> _What is expected_
Copy out the listing below line for line, exactly as it appears, and leave out the picture.

═══ Record list ═══

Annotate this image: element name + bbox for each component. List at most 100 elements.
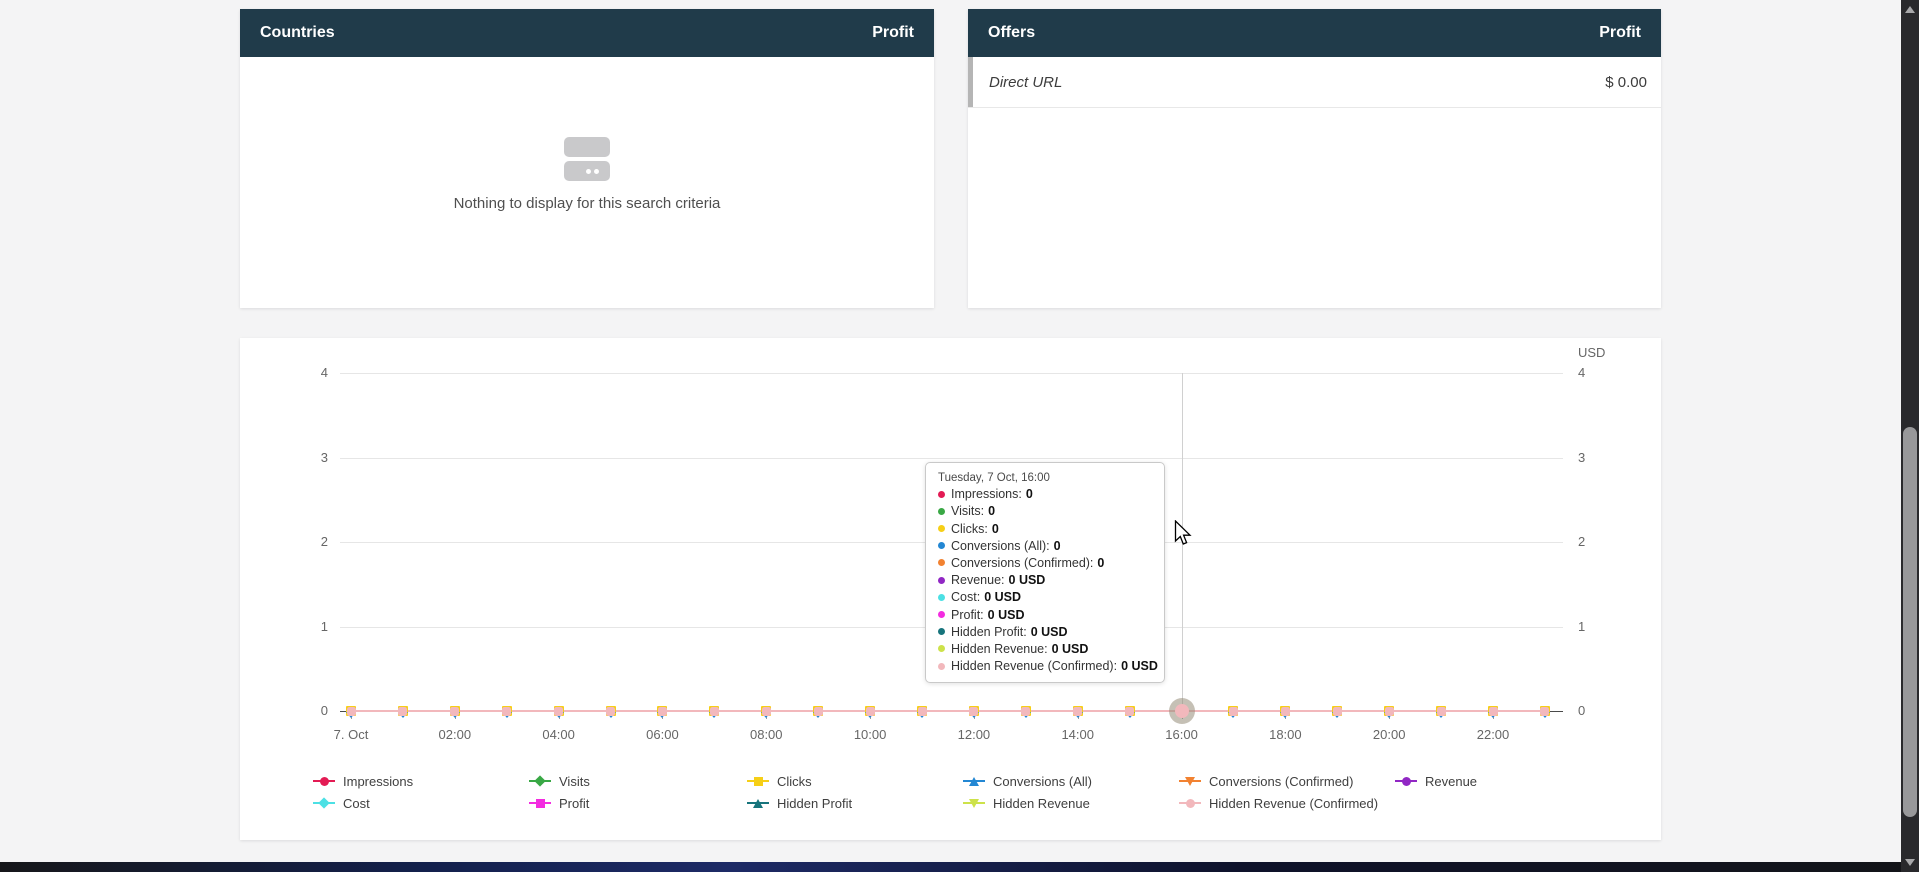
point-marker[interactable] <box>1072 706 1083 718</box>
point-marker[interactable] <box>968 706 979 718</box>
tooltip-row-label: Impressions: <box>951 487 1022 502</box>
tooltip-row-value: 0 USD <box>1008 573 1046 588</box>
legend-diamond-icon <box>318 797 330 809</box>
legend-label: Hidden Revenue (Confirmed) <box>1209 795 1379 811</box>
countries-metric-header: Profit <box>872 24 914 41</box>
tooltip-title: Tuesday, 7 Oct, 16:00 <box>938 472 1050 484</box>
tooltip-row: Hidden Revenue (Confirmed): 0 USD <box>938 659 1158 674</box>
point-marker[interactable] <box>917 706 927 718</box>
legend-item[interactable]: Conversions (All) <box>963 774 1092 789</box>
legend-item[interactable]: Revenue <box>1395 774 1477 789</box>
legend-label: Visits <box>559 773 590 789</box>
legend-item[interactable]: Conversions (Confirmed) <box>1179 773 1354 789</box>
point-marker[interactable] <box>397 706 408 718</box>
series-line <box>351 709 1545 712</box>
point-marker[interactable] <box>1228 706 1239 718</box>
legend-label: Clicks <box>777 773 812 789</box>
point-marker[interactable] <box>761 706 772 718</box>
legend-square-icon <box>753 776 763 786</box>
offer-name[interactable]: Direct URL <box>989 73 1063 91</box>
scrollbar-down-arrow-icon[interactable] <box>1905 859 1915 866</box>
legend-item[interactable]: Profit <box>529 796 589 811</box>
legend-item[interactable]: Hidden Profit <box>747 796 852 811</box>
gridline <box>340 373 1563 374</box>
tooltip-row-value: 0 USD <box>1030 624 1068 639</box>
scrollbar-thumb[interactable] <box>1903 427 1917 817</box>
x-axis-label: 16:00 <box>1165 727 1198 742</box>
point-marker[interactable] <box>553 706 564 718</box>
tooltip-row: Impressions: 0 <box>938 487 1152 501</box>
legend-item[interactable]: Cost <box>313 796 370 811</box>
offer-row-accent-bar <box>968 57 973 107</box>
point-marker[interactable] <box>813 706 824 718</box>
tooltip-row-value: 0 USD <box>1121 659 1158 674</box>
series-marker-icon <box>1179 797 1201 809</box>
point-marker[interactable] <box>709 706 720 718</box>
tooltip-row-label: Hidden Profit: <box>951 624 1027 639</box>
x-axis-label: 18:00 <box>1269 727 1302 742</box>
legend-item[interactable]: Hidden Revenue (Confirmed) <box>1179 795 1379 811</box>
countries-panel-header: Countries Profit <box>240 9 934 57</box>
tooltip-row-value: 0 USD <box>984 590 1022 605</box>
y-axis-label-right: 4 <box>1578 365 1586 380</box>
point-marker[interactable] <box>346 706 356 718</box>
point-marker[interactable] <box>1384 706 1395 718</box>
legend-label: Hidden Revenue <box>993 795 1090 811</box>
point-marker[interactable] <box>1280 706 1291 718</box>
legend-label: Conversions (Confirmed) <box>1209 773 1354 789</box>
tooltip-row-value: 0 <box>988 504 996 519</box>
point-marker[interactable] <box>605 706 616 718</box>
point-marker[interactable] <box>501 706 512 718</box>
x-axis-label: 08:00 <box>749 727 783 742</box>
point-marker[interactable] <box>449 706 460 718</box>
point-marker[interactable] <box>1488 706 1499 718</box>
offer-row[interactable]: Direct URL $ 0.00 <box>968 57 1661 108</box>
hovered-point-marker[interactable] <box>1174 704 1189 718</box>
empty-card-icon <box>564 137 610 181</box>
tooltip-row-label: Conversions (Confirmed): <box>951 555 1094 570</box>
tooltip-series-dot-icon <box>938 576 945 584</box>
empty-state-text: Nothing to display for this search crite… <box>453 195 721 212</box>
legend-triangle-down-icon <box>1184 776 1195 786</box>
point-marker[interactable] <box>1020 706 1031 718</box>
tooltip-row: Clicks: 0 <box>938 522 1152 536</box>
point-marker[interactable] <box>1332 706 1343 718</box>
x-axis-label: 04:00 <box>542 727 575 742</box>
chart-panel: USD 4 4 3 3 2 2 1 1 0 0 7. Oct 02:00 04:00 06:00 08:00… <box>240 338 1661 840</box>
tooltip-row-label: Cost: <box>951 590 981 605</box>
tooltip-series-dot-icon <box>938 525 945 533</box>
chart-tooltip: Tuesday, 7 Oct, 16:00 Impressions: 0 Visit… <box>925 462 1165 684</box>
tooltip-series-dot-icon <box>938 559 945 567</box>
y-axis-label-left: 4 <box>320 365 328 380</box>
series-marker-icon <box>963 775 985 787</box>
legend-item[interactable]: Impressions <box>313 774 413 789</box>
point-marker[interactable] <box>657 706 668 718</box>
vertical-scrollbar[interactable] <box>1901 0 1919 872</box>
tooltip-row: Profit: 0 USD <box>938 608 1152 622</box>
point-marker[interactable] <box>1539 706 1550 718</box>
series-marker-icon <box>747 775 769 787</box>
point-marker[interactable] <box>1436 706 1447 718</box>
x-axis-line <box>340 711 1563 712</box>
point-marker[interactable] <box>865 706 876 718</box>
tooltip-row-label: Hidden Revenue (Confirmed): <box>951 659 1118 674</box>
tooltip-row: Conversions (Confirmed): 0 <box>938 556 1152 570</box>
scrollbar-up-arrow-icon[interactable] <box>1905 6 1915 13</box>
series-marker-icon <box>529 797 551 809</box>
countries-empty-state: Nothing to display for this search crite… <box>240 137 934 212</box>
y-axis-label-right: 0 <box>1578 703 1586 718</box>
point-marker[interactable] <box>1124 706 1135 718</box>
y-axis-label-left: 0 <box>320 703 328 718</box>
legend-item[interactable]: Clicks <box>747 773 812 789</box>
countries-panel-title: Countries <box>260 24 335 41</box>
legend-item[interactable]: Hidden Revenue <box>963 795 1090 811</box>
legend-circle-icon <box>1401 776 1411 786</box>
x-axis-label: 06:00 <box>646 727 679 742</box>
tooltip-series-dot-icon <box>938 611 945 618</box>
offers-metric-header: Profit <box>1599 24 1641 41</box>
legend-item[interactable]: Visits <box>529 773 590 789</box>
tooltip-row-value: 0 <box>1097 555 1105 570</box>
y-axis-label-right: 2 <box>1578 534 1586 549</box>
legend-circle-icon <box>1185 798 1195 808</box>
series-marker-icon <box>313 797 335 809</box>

═══

> _Answer for this exercise_
Annotate this image: element name + bbox for each component. List at most 100 elements.
point-marker[interactable] <box>1072 706 1083 718</box>
point-marker[interactable] <box>968 706 979 718</box>
tooltip-row-label: Impressions: <box>951 487 1022 502</box>
tooltip-row-value: 0 USD <box>1008 573 1046 588</box>
legend-diamond-icon <box>318 797 330 809</box>
legend-label: Hidden Revenue (Confirmed) <box>1209 795 1379 811</box>
countries-metric-header: Profit <box>872 24 914 41</box>
tooltip-title: Tuesday, 7 Oct, 16:00 <box>938 472 1050 484</box>
tooltip-row: Hidden Revenue (Confirmed): 0 USD <box>938 659 1158 674</box>
point-marker[interactable] <box>917 706 927 718</box>
legend-item[interactable]: Conversions (All) <box>963 774 1092 789</box>
legend-item[interactable]: Revenue <box>1395 774 1477 789</box>
legend-label: Visits <box>559 773 590 789</box>
legend-item[interactable]: Conversions (Confirmed) <box>1179 773 1354 789</box>
point-marker[interactable] <box>397 706 408 718</box>
series-line <box>351 709 1545 712</box>
point-marker[interactable] <box>1228 706 1239 718</box>
legend-label: Clicks <box>777 773 812 789</box>
point-marker[interactable] <box>761 706 772 718</box>
legend-square-icon <box>753 776 763 786</box>
offer-name[interactable]: Direct URL <box>989 73 1063 91</box>
scrollbar-down-arrow-icon[interactable] <box>1905 859 1915 866</box>
legend-item[interactable]: Profit <box>529 796 589 811</box>
legend-item[interactable]: Hidden Profit <box>747 796 852 811</box>
gridline <box>340 373 1563 374</box>
tooltip-row-value: 0 USD <box>1030 624 1068 639</box>
scrollbar-thumb[interactable] <box>1903 427 1917 817</box>
x-axis-label: 16:00 <box>1165 727 1198 742</box>
point-marker[interactable] <box>553 706 564 718</box>
tooltip-row: Impressions: 0 <box>938 487 1152 501</box>
legend-item[interactable]: Cost <box>313 796 370 811</box>
offer-row-accent-bar <box>968 57 973 107</box>
point-marker[interactable] <box>813 706 824 718</box>
tooltip-row-value: 0 USD <box>1121 659 1158 674</box>
series-marker-icon <box>1179 797 1201 809</box>
point-marker[interactable] <box>709 706 720 718</box>
tooltip-row-label: Hidden Profit: <box>951 624 1027 639</box>
x-axis-label: 18:00 <box>1269 727 1302 742</box>
legend-item[interactable]: Hidden Revenue (Confirmed) <box>1179 795 1379 811</box>
countries-panel-header: Countries Profit <box>240 9 934 57</box>
tooltip-row-value: 0 USD <box>984 590 1022 605</box>
y-axis-label-right: 4 <box>1578 365 1586 380</box>
point-marker[interactable] <box>346 706 356 718</box>
point-marker[interactable] <box>1384 706 1395 718</box>
legend-label: Hidden Revenue <box>993 795 1090 811</box>
point-marker[interactable] <box>1280 706 1291 718</box>
legend-label: Conversions (Confirmed) <box>1209 773 1354 789</box>
tooltip-row-value: 0 <box>988 504 996 519</box>
point-marker[interactable] <box>605 706 616 718</box>
point-marker[interactable] <box>501 706 512 718</box>
x-axis-label: 08:00 <box>749 727 783 742</box>
point-marker[interactable] <box>449 706 460 718</box>
point-marker[interactable] <box>1488 706 1499 718</box>
offer-row[interactable]: Direct URL $ 0.00 <box>968 57 1661 108</box>
hovered-point-marker[interactable] <box>1174 704 1189 718</box>
empty-card-icon <box>564 137 610 181</box>
tooltip-row-label: Conversions (Confirmed): <box>951 555 1094 570</box>
tooltip-series-dot-icon <box>938 576 945 584</box>
empty-state-text: Nothing to display for this search crite… <box>453 195 721 212</box>
legend-triangle-down-icon <box>1184 776 1195 786</box>
point-marker[interactable] <box>1020 706 1031 718</box>
tooltip-row: Clicks: 0 <box>938 522 1152 536</box>
point-marker[interactable] <box>1332 706 1343 718</box>
x-axis-label: 04:00 <box>542 727 575 742</box>
chart-panel: USD 4 4 3 3 2 2 1 1 0 0 7. Oct 02:00 04:00 06:00 08:00… <box>240 338 1661 840</box>
tooltip-row-label: Cost: <box>951 590 981 605</box>
tooltip-series-dot-icon <box>938 525 945 533</box>
chart-tooltip: Tuesday, 7 Oct, 16:00 Impressions: 0 Visit… <box>925 462 1165 684</box>
tooltip-series-dot-icon <box>938 559 945 567</box>
y-axis-label-left: 4 <box>320 365 328 380</box>
series-marker-icon <box>963 775 985 787</box>
legend-item[interactable]: Impressions <box>313 774 413 789</box>
point-marker[interactable] <box>657 706 668 718</box>
vertical-scrollbar[interactable] <box>1901 0 1919 872</box>
tooltip-row: Profit: 0 USD <box>938 608 1152 622</box>
point-marker[interactable] <box>1539 706 1550 718</box>
series-marker-icon <box>747 775 769 787</box>
point-marker[interactable] <box>1436 706 1447 718</box>
x-axis-line <box>340 711 1563 712</box>
point-marker[interactable] <box>865 706 876 718</box>
tooltip-row-label: Hidden Revenue (Confirmed): <box>951 659 1118 674</box>
tooltip-row: Conversions (Confirmed): 0 <box>938 556 1152 570</box>
scrollbar-up-arrow-icon[interactable] <box>1905 6 1915 13</box>
series-marker-icon <box>529 797 551 809</box>
countries-empty-state: Nothing to display for this search crite… <box>240 137 934 212</box>
y-axis-label-right: 0 <box>1578 703 1586 718</box>
point-marker[interactable] <box>1124 706 1135 718</box>
y-axis-label-left: 0 <box>320 703 328 718</box>
legend-item[interactable]: Clicks <box>747 773 812 789</box>
countries-panel-title: Countries <box>260 24 335 41</box>
legend-item[interactable]: Hidden Revenue <box>963 795 1090 811</box>
legend-circle-icon <box>1401 776 1411 786</box>
x-axis-label: 06:00 <box>646 727 679 742</box>
tooltip-series-dot-icon <box>938 611 945 618</box>
offers-metric-header: Profit <box>1599 24 1641 41</box>
legend-item[interactable]: Visits <box>529 773 590 789</box>
tooltip-row-value: 0 <box>1097 555 1105 570</box>
y-axis-label-right: 2 <box>1578 534 1586 549</box>
legend-circle-icon <box>1185 798 1195 808</box>
series-marker-icon <box>313 797 335 809</box>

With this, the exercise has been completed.